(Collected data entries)
☆ ☆ ☆ ☆ ☆

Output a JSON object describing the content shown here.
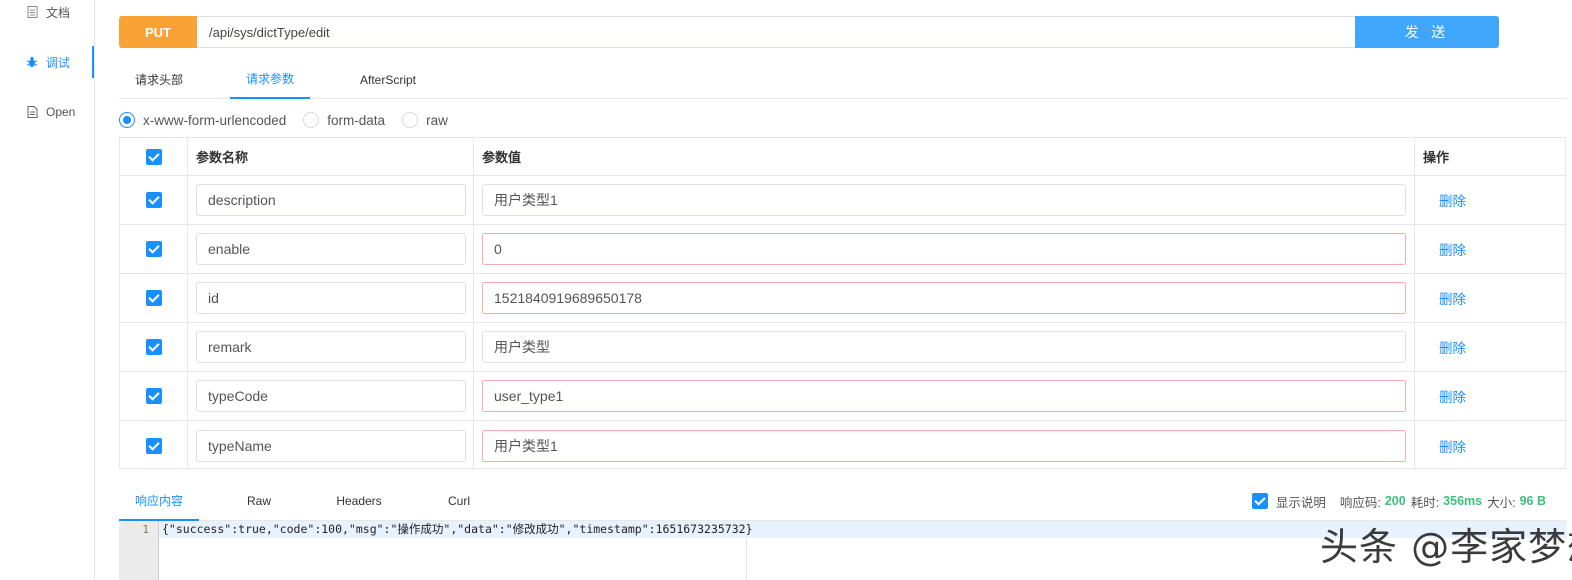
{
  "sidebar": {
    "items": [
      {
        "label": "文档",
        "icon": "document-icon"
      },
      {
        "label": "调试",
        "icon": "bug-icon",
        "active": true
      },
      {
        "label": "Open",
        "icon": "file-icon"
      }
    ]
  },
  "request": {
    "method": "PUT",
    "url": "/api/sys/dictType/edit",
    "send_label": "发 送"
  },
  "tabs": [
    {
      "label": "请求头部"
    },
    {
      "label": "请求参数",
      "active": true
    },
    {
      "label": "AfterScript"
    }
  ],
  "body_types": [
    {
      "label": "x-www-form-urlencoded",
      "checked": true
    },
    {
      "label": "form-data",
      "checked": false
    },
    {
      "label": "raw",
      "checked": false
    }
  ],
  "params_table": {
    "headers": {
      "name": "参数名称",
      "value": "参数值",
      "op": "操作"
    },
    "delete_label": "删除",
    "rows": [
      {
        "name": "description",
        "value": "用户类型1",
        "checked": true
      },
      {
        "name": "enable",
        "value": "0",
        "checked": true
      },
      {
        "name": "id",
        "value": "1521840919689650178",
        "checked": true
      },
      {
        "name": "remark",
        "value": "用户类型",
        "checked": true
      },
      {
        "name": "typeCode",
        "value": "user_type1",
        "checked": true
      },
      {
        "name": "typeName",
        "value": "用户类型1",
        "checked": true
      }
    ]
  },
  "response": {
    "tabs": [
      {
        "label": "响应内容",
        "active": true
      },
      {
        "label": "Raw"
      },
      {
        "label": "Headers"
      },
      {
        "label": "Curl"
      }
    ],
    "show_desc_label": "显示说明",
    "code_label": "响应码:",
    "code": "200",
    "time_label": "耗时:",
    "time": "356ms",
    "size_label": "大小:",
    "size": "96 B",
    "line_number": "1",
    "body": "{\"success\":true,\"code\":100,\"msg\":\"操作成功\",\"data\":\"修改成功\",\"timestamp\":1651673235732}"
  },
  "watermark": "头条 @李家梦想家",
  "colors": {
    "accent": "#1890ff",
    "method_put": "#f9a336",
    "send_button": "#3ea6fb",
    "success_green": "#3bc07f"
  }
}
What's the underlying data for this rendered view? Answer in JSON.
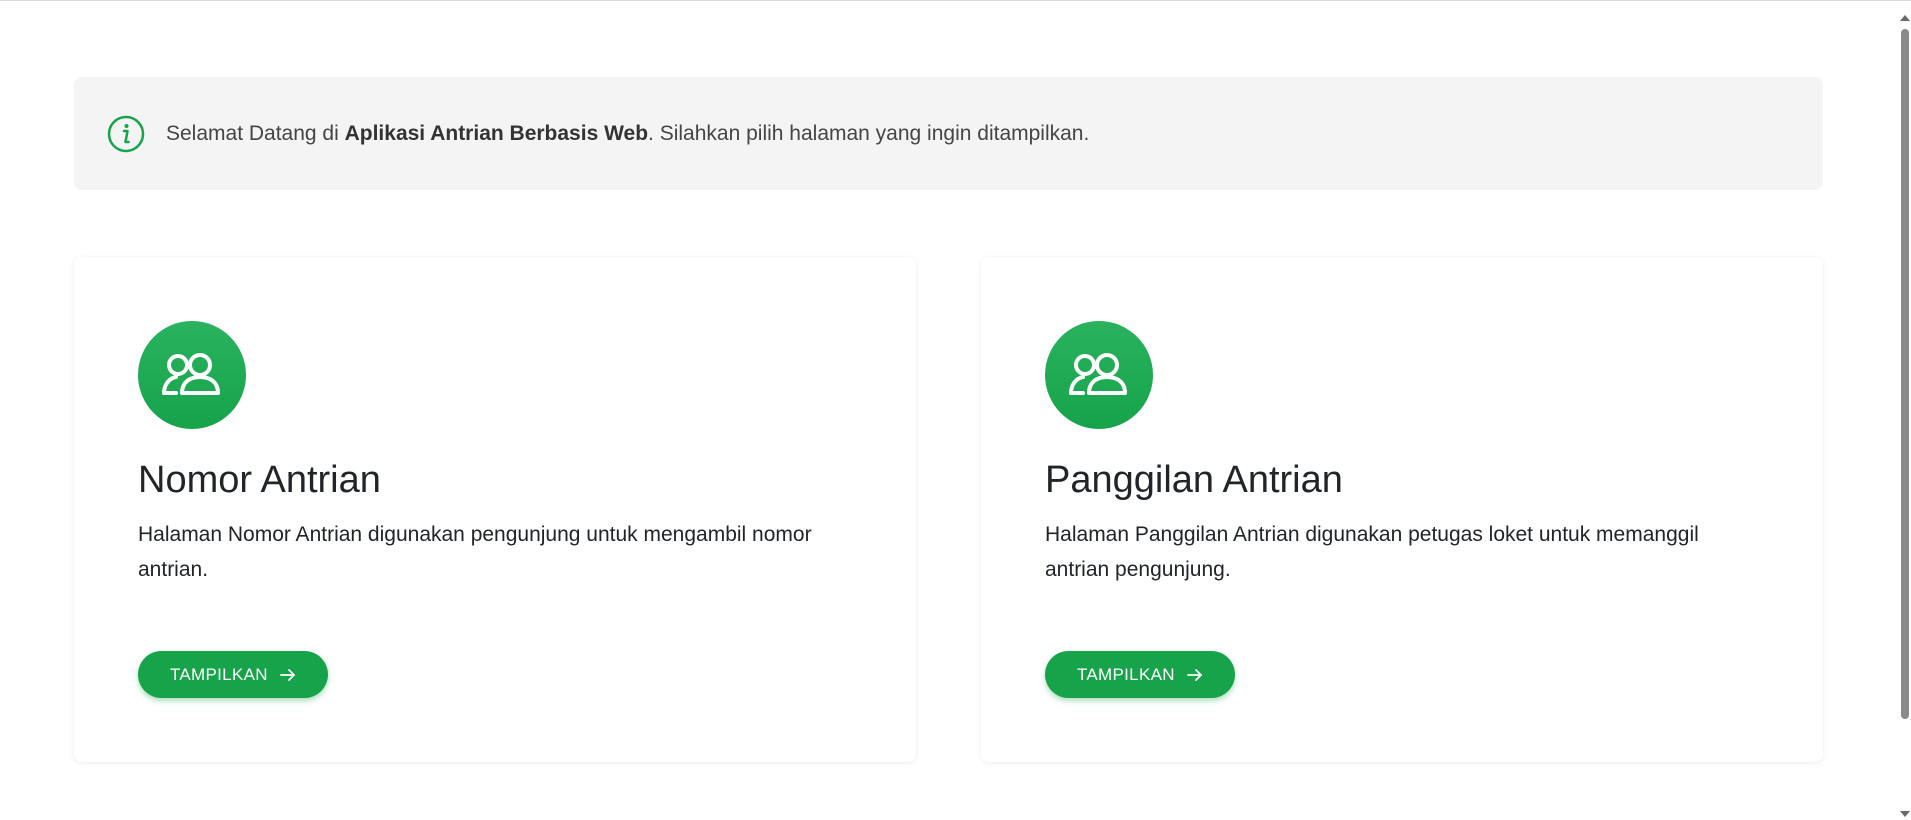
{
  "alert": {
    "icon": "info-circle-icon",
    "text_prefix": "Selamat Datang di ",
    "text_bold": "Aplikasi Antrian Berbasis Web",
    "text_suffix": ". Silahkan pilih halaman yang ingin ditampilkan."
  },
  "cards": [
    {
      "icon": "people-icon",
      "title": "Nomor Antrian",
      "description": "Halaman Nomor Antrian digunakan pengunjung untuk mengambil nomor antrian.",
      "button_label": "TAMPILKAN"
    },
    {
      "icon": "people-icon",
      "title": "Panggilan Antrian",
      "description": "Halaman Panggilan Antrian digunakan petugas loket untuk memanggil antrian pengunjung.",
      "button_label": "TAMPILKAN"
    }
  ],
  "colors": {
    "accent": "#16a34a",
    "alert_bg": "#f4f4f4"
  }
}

☆ ☆ ☆ ☆ ☆

■ TASK:
Without the pictures, return the entries exactly as they appear.

■ FINISHED TASK:
Output a JSON object describing the content shown here.
{
  "sidebar": {
    "items": [
      {
        "label": "文档",
        "icon": "document-icon"
      },
      {
        "label": "调试",
        "icon": "bug-icon",
        "active": true
      },
      {
        "label": "Open",
        "icon": "file-icon"
      }
    ]
  },
  "request": {
    "method": "PUT",
    "url": "/api/sys/dictType/edit",
    "send_label": "发 送"
  },
  "tabs": [
    {
      "label": "请求头部"
    },
    {
      "label": "请求参数",
      "active": true
    },
    {
      "label": "AfterScript"
    }
  ],
  "body_types": [
    {
      "label": "x-www-form-urlencoded",
      "checked": true
    },
    {
      "label": "form-data",
      "checked": false
    },
    {
      "label": "raw",
      "checked": false
    }
  ],
  "params_table": {
    "headers": {
      "name": "参数名称",
      "value": "参数值",
      "op": "操作"
    },
    "delete_label": "删除",
    "rows": [
      {
        "name": "description",
        "value": "用户类型1",
        "checked": true
      },
      {
        "name": "enable",
        "value": "0",
        "checked": true
      },
      {
        "name": "id",
        "value": "1521840919689650178",
        "checked": true
      },
      {
        "name": "remark",
        "value": "用户类型",
        "checked": true
      },
      {
        "name": "typeCode",
        "value": "user_type1",
        "checked": true
      },
      {
        "name": "typeName",
        "value": "用户类型1",
        "checked": true
      }
    ]
  },
  "response": {
    "tabs": [
      {
        "label": "响应内容",
        "active": true
      },
      {
        "label": "Raw"
      },
      {
        "label": "Headers"
      },
      {
        "label": "Curl"
      }
    ],
    "show_desc_label": "显示说明",
    "code_label": "响应码:",
    "code": "200",
    "time_label": "耗时:",
    "time": "356ms",
    "size_label": "大小:",
    "size": "96 B",
    "line_number": "1",
    "body": "{\"success\":true,\"code\":100,\"msg\":\"操作成功\",\"data\":\"修改成功\",\"timestamp\":1651673235732}"
  },
  "watermark": "头条 @李家梦想家",
  "colors": {
    "accent": "#1890ff",
    "method_put": "#f9a336",
    "send_button": "#3ea6fb",
    "success_green": "#3bc07f"
  }
}
What's the underlying data for this rendered view? Answer in JSON.
{
  "alert": {
    "icon": "info-circle-icon",
    "text_prefix": "Selamat Datang di ",
    "text_bold": "Aplikasi Antrian Berbasis Web",
    "text_suffix": ". Silahkan pilih halaman yang ingin ditampilkan."
  },
  "cards": [
    {
      "icon": "people-icon",
      "title": "Nomor Antrian",
      "description": "Halaman Nomor Antrian digunakan pengunjung untuk mengambil nomor antrian.",
      "button_label": "TAMPILKAN"
    },
    {
      "icon": "people-icon",
      "title": "Panggilan Antrian",
      "description": "Halaman Panggilan Antrian digunakan petugas loket untuk memanggil antrian pengunjung.",
      "button_label": "TAMPILKAN"
    }
  ],
  "colors": {
    "accent": "#16a34a",
    "alert_bg": "#f4f4f4"
  }
}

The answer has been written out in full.